--- Start of RECORD LIST ---

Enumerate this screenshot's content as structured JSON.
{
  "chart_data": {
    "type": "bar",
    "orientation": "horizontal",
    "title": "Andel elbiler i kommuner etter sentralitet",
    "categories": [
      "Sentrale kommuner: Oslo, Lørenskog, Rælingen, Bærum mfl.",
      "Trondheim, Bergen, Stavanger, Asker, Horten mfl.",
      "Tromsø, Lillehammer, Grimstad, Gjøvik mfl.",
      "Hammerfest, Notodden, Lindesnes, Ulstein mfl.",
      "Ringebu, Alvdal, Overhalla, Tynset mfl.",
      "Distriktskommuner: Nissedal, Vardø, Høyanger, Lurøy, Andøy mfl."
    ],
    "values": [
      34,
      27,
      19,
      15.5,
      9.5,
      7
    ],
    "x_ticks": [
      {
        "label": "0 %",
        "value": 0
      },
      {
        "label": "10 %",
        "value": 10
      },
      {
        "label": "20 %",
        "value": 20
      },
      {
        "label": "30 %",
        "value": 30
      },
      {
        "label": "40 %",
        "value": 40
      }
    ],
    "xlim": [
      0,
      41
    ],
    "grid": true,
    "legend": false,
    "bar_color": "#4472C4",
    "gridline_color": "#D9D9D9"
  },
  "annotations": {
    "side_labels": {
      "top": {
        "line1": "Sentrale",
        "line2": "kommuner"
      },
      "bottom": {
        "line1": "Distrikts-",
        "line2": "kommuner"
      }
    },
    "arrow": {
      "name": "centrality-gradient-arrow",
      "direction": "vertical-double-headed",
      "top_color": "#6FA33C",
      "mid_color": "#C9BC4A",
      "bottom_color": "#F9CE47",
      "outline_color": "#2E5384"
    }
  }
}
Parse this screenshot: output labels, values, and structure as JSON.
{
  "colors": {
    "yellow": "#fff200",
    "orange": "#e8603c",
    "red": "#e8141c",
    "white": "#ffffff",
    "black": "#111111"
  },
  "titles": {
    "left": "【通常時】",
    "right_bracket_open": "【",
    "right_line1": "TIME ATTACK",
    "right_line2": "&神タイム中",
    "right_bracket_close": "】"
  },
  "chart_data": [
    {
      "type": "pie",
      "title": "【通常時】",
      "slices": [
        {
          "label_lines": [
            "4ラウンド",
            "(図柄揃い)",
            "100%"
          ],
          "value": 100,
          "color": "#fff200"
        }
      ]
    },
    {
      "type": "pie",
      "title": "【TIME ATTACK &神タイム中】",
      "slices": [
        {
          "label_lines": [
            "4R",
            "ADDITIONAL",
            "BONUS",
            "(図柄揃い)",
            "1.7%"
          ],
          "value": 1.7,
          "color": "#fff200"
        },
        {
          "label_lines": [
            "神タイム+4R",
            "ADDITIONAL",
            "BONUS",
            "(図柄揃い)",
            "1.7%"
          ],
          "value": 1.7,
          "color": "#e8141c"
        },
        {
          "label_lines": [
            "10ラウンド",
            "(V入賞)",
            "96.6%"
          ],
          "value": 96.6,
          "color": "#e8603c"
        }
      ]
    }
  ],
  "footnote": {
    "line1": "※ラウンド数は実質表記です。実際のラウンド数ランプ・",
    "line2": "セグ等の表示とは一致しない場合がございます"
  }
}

--- End of RECORD LIST ---

▶ [WHAT TO PRODUCE]:
Which lines hold the word "TIME"? Show each one.

▶ [EXERCISE RESULT]:
    "right_line1": "TIME ATTACK",
      "title": "【TIME ATTACK &神タイム中】",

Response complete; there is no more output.